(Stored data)
#####
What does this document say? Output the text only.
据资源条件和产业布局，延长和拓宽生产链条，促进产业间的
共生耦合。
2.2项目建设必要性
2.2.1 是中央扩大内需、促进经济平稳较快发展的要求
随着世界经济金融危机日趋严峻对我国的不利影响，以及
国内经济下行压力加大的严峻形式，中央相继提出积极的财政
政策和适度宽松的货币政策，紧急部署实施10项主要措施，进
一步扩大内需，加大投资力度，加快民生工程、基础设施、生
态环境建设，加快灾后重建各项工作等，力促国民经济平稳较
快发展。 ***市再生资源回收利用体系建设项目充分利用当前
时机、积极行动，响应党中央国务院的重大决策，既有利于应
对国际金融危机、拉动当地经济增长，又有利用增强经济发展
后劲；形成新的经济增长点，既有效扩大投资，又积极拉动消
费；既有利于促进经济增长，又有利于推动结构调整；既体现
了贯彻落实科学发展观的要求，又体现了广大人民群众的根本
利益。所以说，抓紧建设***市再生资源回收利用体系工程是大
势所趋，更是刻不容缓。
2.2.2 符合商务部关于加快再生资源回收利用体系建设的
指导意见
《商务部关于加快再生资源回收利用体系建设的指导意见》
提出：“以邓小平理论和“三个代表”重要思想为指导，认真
#####
Exercise: Above are some records; repeat all of them exactly.

Result below:
What does this document say? Output the text only.
据资源条件和产业布局，延长和拓宽生产链条，促进产业间的
共生耦合。
2.2项目建设必要性
2.2.1 是中央扩大内需、促进经济平稳较快发展的要求
随着世界经济金融危机日趋严峻对我国的不利影响，以及
国内经济下行压力加大的严峻形式，中央相继提出积极的财政
政策和适度宽松的货币政策，紧急部署实施10项主要措施，进
一步扩大内需，加大投资力度，加快民生工程、基础设施、生
态环境建设，加快灾后重建各项工作等，力促国民经济平稳较
快发展。 ***市再生资源回收利用体系建设项目充分利用当前
时机、积极行动，响应党中央国务院的重大决策，既有利于应
对国际金融危机、拉动当地经济增长，又有利用增强经济发展
后劲；形成新的经济增长点，既有效扩大投资，又积极拉动消
费；既有利于促进经济增长，又有利于推动结构调整；既体现
了贯彻落实科学发展观的要求，又体现了广大人民群众的根本
利益。所以说，抓紧建设***市再生资源回收利用体系工程是大
势所趋，更是刻不容缓。
2.2.2 符合商务部关于加快再生资源回收利用体系建设的
指导意见
《商务部关于加快再生资源回收利用体系建设的指导意见》
提出：“以邓小平理论和“三个代表”重要思想为指导，认真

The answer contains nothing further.